### Goal
Report all lines holding "Bailey".
>> Begin Records to use
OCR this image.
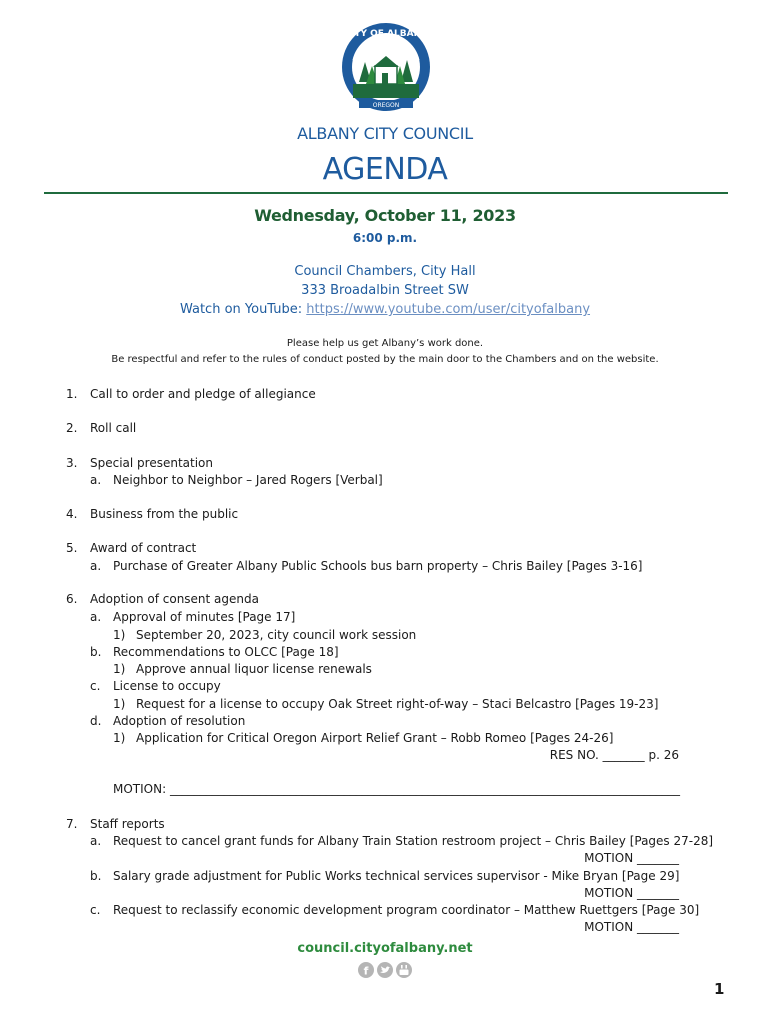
CITY OF ALBANY
OREGON
ALBANY CITY COUNCIL
AGENDA
Wednesday, October 11, 2023
6:00 p.m.
Council Chambers, City Hall
333 Broadalbin Street SW
Watch on YouTube: https://www.youtube.com/user/cityofalbany
Please help us get Albany’s work done.
Be respectful and refer to the rules of conduct posted by the main door to the Chambers and on the website.
1. Call to order and pledge of allegiance
2. Roll call
3. Special presentation
a. Neighbor to Neighbor – Jared Rogers [Verbal]
4. Business from the public
5. Award of contract
a. Purchase of Greater Albany Public Schools bus barn property – Chris Bailey [Pages 3-16]
6. Adoption of consent agenda
a. Approval of minutes [Page 17]
1) September 20, 2023, city council work session
b. Recommendations to OLCC [Page 18]
1) Approve annual liquor license renewals
c. License to occupy
1) Request for a license to occupy Oak Street right-of-way – Staci Belcastro [Pages 19-23]
d. Adoption of resolution
1) Application for Critical Oregon Airport Relief Grant – Robb Romeo [Pages 24-26]
RES NO. _______ p. 26
MOTION: _____________________________________________________________________________________
7. Staff reports
a. Request to cancel grant funds for Albany Train Station restroom project – Chris Bailey [Pages 27-28]
MOTION _______
b. Salary grade adjustment for Public Works technical services supervisor - Mike Bryan [Page 29]
MOTION _______
c. Request to reclassify economic development program coordinator – Matthew Ruettgers [Page 30]
MOTION _______
council.cityofalbany.net
f
1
>> End Records to use
### Solution to the problem
a. Purchase of Greater Albany Public Schools bus barn property – Chris Bailey [Pages 3-16]
a. Request to cancel grant funds for Albany Train Station restroom project – Chris Bailey [Pages 27-28]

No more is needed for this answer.